> _REQUIRED WORK_
Count the lines in the data below where the string "navigation" occurs, please, and give the number alone.

> _EXTRACTED DATA_

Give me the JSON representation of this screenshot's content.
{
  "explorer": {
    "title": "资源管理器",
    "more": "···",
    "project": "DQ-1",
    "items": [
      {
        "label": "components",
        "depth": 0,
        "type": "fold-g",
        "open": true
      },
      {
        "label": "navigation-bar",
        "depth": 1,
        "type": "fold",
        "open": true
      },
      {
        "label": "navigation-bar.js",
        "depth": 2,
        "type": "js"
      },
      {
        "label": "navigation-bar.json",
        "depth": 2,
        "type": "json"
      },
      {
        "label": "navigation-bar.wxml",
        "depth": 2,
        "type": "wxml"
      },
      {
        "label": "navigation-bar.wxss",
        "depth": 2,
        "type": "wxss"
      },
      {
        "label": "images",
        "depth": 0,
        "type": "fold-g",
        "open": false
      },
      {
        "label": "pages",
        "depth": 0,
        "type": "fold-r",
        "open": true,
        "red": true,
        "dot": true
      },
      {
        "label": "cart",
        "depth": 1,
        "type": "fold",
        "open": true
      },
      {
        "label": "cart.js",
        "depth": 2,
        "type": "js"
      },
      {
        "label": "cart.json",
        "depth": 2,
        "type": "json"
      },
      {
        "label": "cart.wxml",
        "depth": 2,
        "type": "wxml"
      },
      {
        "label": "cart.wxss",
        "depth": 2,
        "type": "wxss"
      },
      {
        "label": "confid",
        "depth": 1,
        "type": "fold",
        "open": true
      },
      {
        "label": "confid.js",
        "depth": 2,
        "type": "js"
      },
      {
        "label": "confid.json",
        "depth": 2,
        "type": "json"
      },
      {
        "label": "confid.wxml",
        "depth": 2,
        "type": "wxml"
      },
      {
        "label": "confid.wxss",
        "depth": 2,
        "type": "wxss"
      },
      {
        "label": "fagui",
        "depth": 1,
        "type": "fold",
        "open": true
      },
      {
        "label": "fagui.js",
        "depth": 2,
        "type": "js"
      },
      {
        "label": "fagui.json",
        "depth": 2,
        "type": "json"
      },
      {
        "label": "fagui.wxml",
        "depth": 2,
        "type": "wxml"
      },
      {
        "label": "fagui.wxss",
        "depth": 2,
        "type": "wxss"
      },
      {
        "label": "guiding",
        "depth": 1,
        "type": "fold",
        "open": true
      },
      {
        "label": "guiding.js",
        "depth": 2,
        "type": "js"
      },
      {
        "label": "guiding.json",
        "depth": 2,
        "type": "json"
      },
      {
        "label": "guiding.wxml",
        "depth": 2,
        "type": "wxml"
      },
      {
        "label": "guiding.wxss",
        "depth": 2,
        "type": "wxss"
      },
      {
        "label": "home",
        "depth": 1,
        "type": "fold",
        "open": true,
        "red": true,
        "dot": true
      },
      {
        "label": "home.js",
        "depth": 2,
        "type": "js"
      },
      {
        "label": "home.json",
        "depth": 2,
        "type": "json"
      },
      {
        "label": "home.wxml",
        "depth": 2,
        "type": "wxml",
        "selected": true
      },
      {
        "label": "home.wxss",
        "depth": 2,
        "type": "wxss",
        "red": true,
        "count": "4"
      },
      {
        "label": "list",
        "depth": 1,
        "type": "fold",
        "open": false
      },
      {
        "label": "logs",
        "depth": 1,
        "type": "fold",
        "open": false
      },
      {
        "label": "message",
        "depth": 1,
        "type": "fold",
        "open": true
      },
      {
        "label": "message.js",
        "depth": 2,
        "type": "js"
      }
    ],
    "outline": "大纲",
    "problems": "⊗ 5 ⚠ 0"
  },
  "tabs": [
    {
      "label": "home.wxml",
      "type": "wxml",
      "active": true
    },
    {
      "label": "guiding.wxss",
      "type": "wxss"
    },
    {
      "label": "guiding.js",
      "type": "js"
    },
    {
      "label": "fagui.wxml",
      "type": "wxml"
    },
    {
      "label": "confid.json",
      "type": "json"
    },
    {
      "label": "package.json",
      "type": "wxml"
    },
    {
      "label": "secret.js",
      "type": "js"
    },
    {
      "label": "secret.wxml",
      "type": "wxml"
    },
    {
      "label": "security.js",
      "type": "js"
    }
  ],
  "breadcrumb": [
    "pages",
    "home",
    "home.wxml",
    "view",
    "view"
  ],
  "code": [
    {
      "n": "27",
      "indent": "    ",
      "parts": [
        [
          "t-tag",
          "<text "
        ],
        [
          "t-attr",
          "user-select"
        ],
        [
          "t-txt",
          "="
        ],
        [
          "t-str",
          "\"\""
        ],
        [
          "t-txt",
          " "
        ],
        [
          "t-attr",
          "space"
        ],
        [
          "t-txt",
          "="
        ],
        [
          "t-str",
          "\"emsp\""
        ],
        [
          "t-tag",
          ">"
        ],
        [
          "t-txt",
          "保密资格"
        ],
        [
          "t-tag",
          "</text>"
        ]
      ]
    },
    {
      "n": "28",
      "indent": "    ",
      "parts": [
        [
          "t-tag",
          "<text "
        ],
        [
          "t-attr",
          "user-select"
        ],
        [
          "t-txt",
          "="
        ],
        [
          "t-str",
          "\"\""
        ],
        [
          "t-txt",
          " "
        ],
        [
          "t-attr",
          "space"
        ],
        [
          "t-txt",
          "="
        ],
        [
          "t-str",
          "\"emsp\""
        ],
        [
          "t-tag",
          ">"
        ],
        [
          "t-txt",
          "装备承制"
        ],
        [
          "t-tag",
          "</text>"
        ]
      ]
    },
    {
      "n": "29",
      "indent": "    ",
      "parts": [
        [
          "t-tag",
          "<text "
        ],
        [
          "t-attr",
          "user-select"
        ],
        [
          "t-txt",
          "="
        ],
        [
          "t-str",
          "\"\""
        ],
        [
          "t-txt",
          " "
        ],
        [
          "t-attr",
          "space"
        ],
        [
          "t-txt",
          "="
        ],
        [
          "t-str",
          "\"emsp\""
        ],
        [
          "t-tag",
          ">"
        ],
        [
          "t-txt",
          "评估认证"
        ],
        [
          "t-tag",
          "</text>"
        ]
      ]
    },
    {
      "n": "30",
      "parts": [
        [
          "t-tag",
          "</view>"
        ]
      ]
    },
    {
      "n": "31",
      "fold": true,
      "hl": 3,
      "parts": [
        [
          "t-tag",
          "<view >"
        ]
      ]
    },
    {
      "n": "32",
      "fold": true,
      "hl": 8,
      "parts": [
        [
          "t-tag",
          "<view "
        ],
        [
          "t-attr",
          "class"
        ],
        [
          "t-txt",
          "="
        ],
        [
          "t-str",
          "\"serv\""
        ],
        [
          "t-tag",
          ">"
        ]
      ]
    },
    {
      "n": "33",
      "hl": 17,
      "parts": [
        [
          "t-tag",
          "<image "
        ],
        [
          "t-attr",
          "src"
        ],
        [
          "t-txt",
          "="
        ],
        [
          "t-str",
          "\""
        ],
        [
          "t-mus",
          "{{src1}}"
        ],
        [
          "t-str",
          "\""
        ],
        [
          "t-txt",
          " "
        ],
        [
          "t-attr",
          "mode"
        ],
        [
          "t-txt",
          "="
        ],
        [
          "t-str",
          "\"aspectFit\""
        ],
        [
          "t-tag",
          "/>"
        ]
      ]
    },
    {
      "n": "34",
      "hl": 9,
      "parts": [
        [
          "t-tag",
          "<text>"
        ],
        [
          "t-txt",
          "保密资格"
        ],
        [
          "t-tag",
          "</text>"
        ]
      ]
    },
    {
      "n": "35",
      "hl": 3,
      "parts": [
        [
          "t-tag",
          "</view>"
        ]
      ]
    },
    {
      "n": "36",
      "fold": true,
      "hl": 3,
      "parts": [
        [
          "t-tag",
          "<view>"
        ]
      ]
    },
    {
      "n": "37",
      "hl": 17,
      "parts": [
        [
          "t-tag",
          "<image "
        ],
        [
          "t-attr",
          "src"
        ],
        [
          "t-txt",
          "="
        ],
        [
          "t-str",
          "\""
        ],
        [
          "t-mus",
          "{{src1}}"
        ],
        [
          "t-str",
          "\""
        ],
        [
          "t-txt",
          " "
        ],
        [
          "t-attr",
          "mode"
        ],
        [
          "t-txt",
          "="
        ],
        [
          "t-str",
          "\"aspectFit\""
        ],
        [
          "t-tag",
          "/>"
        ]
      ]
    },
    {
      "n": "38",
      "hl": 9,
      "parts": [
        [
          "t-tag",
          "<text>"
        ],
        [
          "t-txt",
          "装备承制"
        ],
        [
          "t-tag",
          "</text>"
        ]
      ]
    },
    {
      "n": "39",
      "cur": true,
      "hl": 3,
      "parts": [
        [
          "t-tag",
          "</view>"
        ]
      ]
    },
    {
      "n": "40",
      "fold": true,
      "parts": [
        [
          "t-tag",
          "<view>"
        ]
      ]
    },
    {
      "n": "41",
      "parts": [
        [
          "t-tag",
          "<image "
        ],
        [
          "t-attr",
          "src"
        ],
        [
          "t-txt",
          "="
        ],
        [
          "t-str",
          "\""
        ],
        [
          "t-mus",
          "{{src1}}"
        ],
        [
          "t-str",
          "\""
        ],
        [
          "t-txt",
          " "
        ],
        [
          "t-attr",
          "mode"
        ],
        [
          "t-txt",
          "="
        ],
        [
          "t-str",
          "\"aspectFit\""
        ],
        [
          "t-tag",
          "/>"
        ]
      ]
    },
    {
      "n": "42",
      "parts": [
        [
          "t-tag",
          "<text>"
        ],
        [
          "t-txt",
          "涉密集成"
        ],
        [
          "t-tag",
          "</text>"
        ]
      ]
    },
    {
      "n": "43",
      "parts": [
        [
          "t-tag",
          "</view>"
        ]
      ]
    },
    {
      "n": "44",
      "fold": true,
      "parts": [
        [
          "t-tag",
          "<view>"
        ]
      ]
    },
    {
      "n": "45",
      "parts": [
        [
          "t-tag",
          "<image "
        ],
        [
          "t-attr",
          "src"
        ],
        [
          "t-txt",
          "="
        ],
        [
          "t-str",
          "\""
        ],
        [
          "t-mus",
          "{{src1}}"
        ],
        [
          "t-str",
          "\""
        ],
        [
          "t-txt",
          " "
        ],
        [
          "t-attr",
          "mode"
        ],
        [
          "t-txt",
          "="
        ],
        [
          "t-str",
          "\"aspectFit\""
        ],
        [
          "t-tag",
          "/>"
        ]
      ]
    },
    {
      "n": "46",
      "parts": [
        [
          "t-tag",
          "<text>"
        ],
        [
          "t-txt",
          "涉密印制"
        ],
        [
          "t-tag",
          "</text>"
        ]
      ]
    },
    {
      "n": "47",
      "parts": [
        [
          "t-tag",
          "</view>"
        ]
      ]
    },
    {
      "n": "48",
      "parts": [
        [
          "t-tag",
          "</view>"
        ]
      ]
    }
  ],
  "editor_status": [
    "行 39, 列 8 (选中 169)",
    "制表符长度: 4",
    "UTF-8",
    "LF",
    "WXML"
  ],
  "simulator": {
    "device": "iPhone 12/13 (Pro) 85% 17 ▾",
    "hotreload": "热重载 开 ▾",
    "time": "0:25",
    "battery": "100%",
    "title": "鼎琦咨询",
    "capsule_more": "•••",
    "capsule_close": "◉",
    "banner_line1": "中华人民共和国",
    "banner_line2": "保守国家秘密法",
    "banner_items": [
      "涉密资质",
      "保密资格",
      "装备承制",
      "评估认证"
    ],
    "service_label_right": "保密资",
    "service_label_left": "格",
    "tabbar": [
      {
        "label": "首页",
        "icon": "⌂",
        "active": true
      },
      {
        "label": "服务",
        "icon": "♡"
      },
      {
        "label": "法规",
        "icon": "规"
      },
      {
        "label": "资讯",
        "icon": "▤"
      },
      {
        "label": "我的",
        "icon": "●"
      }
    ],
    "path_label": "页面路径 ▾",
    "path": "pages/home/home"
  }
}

> _WORKED ANSWER_
5